> [STORED RECORDS]:
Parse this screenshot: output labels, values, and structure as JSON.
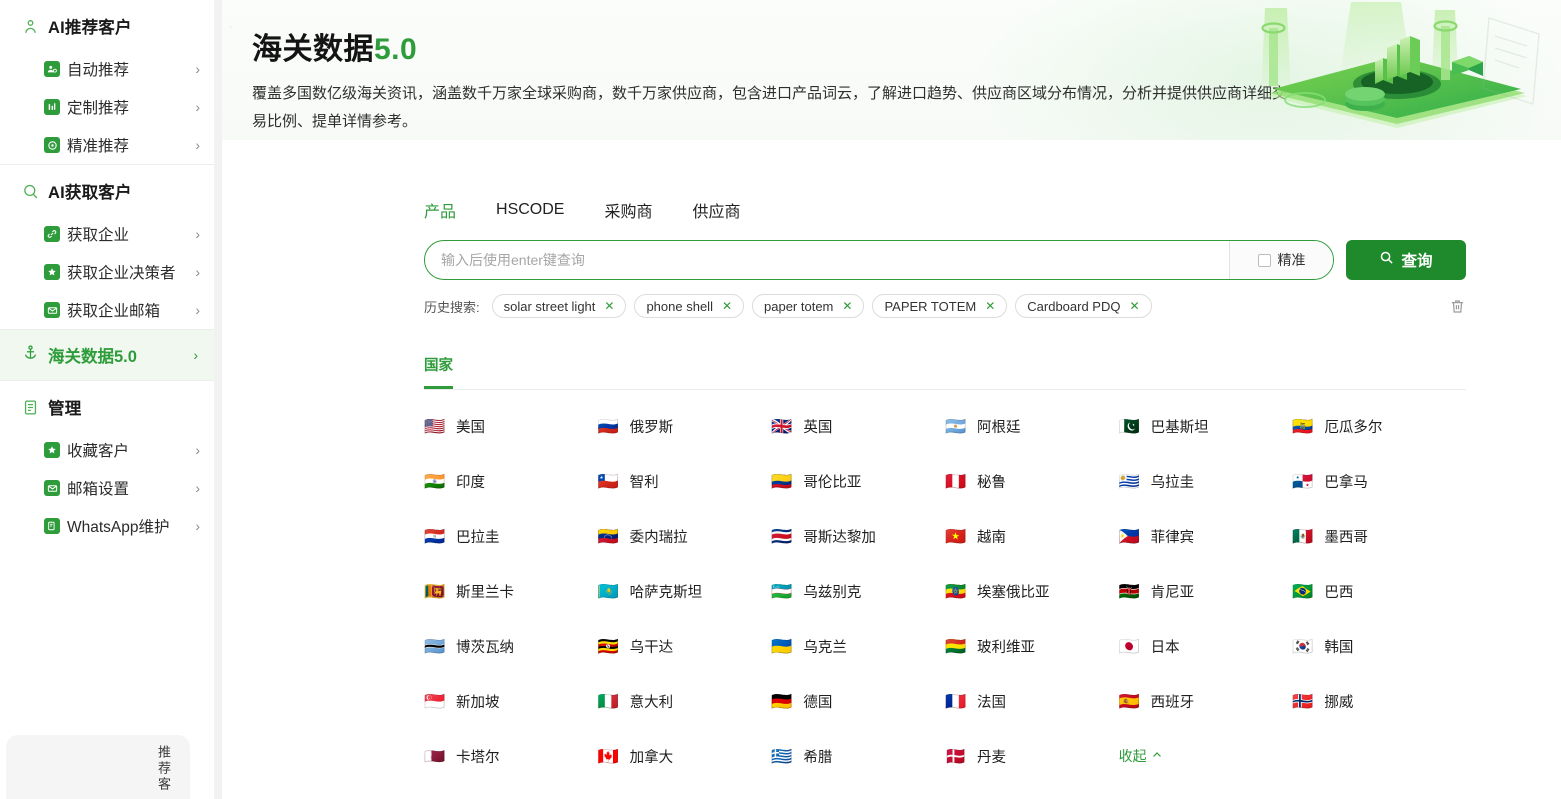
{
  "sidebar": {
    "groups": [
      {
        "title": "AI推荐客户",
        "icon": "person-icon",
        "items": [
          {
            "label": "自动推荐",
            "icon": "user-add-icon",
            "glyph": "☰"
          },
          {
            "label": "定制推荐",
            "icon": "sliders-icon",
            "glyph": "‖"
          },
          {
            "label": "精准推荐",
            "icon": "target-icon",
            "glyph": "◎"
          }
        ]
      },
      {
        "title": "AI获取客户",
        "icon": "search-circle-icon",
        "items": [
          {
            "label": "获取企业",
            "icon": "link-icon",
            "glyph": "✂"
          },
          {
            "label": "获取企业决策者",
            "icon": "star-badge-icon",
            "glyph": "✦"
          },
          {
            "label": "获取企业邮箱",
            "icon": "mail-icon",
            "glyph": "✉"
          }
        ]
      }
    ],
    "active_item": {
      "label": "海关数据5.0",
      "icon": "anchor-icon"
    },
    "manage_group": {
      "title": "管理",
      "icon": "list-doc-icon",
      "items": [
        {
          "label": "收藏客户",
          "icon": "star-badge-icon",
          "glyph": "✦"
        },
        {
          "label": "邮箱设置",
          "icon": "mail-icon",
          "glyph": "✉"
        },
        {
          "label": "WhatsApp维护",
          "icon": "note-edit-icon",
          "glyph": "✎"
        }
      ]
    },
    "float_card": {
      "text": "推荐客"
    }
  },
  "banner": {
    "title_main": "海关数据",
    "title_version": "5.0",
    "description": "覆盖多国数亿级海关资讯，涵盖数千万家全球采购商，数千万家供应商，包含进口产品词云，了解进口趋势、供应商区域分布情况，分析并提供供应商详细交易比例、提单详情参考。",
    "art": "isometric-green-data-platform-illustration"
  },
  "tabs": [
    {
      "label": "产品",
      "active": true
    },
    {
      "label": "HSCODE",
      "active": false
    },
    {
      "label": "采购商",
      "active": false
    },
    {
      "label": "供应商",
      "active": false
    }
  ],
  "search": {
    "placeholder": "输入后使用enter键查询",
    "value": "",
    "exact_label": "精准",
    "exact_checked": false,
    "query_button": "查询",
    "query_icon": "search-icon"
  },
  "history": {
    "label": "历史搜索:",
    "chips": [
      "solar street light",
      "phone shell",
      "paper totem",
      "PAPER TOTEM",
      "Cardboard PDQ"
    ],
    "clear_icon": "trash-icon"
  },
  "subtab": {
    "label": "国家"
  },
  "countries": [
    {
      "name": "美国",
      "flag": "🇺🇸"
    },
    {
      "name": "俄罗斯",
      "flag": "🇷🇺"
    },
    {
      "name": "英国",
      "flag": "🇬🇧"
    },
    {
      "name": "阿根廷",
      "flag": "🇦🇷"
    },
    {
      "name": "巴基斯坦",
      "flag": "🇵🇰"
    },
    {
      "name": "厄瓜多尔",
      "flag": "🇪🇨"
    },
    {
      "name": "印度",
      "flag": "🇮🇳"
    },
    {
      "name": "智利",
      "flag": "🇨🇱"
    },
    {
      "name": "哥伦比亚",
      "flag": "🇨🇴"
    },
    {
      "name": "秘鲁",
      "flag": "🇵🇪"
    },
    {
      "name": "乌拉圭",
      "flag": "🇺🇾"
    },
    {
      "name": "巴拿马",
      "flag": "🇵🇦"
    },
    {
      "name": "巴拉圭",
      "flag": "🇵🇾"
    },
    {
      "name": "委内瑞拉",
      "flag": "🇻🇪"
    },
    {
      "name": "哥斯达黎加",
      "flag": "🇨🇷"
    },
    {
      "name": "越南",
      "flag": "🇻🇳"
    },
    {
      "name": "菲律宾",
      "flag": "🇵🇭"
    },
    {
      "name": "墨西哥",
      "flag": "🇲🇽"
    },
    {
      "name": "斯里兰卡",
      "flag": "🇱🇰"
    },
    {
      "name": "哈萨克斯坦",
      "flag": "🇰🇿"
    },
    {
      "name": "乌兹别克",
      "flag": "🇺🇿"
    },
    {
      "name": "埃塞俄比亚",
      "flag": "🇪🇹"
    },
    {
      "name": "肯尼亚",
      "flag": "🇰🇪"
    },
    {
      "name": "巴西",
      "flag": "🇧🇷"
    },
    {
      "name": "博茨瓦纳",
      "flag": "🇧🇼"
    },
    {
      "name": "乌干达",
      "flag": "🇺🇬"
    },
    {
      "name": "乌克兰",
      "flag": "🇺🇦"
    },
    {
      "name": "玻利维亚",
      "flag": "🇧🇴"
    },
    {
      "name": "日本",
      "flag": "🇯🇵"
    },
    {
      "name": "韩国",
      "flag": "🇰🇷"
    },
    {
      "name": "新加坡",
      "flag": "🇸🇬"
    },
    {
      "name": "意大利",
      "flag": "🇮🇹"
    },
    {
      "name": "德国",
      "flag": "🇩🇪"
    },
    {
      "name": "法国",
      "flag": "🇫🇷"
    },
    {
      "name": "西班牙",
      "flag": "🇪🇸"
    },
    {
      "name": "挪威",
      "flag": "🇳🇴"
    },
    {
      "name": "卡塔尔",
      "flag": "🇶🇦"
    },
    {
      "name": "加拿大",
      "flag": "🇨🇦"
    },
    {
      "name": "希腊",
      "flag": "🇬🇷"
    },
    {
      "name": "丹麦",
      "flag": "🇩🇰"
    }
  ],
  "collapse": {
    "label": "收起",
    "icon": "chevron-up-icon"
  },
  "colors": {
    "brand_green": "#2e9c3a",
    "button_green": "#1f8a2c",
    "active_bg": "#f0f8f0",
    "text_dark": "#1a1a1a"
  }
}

> [INSTRUCTION]: Copy each line of the preceding data that contains the string "star".

> [RESULT FOR THIS TASK]:
            "icon": "star-badge-icon",
          "icon": "star-badge-icon",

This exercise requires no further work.